▸ Short problem: The answer should be a single number: how many lines of the entries below hold the word "solo".
+-------+
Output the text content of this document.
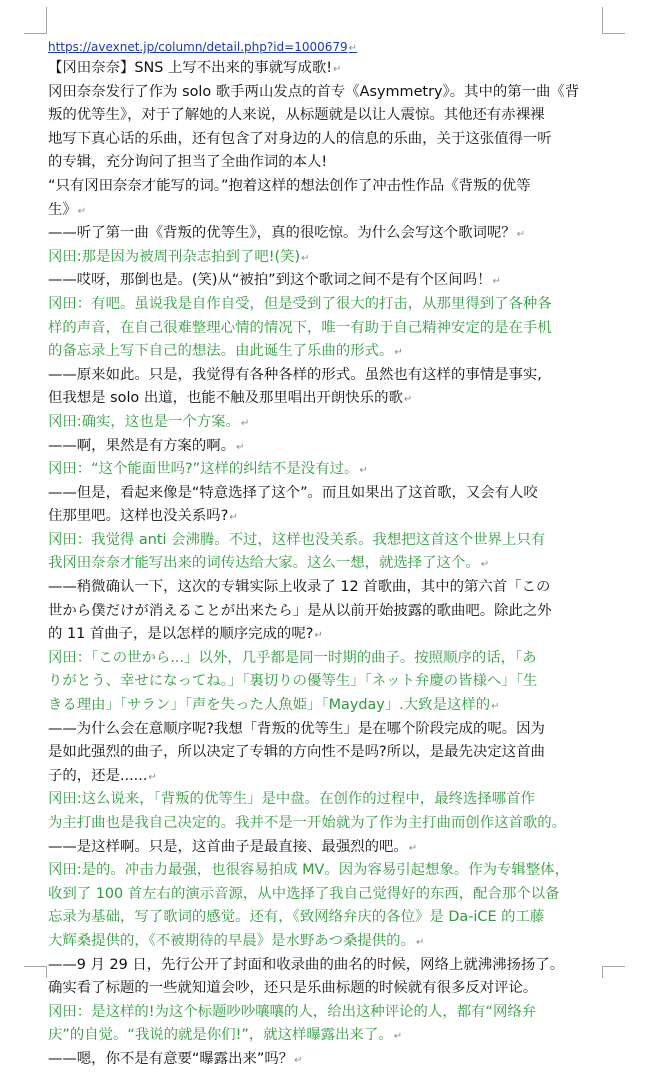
https://avexnet.jp/column/detail.php?id=1000679↵
【冈田奈奈】SNS 上写不出来的事就写成歌!↵
冈田奈奈发行了作为 solo 歌手两山发点的首专《Asymmetry》。其中的第一曲《背
叛的优等生》，对于了解她的人来说，从标题就是以让人震惊。其他还有赤裸裸
地写下真心话的乐曲，还有包含了对身边的人的信息的乐曲，关于这张值得一听
的专辑，充分询问了担当了全曲作词的本人!
“只有冈田奈奈才能写的词。”抱着这样的想法创作了冲击性作品《背叛的优等
生》↵
——听了第一曲《背叛的优等生》，真的很吃惊。为什么会写这个歌词呢？↵
冈田:那是因为被周刊杂志拍到了吧!(笑)↵
——哎呀，那倒也是。(笑)从“被拍”到这个歌词之间不是有个区间吗！↵
冈田：有吧。虽说我是自作自受，但是受到了很大的打击，从那里得到了各种各
样的声音，在自己很难整理心情的情况下，唯一有助于自己精神安定的是在手机
的备忘录上写下自己的想法。由此诞生了乐曲的形式。↵
——原来如此。只是，我觉得有各种各样的形式。虽然也有这样的事情是事实,
但我想是 solo 出道，也能不触及那里唱出开朗快乐的歌↵
冈田:确实，这也是一个方案。↵
——啊，果然是有方案的啊。↵
冈田：“这个能面世吗?”这样的纠结不是没有过。↵
——但是，看起来像是“特意选择了这个”。而且如果出了这首歌，又会有人咬
住那里吧。这样也没关系吗?↵
冈田：我觉得 anti 会沸腾。不过，这样也没关系。我想把这首这个世界上只有
我冈田奈奈才能写出来的词传达给大家。这么一想，就选择了这个。↵
——稍微确认一下，这次的专辑实际上收录了 12 首歌曲，其中的第六首「この
世から僕だけが消えることが出来たら」是从以前开始披露的歌曲吧。除此之外
的 11 首曲子，是以怎样的顺序完成的呢?↵
冈田：「この世から...」以外，几乎都是同一时期的曲子。按照顺序的话，「あ
りがとう、幸せになってね。」「裏切りの優等生」「ネット弁慶の皆様へ」「生
きる理由」「サラン」「声を失った人魚姫」「Mayday」.大致是这样的↵
——为什么会在意顺序呢?我想「背叛的优等生」是在哪个阶段完成的呢。因为
是如此强烈的曲子，所以决定了专辑的方向性不是吗?所以，是最先决定这首曲
子的，还是......↵
冈田:这么说来，「背叛的优等生」是中盘。在创作的过程中，最终选择哪首作
为主打曲也是我自己决定的。我并不是一开始就为了作为主打曲而创作这首歌的。
——是这样啊。只是，这首曲子是最直接、最强烈的吧。↵
冈田:是的。冲击力最强，也很容易拍成 MV。因为容易引起想象。作为专辑整体，
收到了 100 首左右的演示音源，从中选择了我自己觉得好的东西，配合那个以备
忘录为基础，写了歌词的感觉。还有，《致网络弁庆的各位》是 Da-iCE 的工藤
大辉桑提供的，《不被期待的早晨》是水野あつ桑提供的。↵
——9 月 29 日，先行公开了封面和收录曲的曲名的时候，网络上就沸沸扬扬了。
确实看了标题的一些就知道会吵，还只是乐曲标题的时候就有很多反对评论。
冈田：是这样的!为这个标题吵吵嚷嚷的人，给出这种评论的人，都有“网络弁
庆”的自觉。“我说的就是你们!”，就这样曝露出来了。↵
——嗯，你不是有意要“曝露出来”吗？↵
+-------+
▸ Worked answer: 2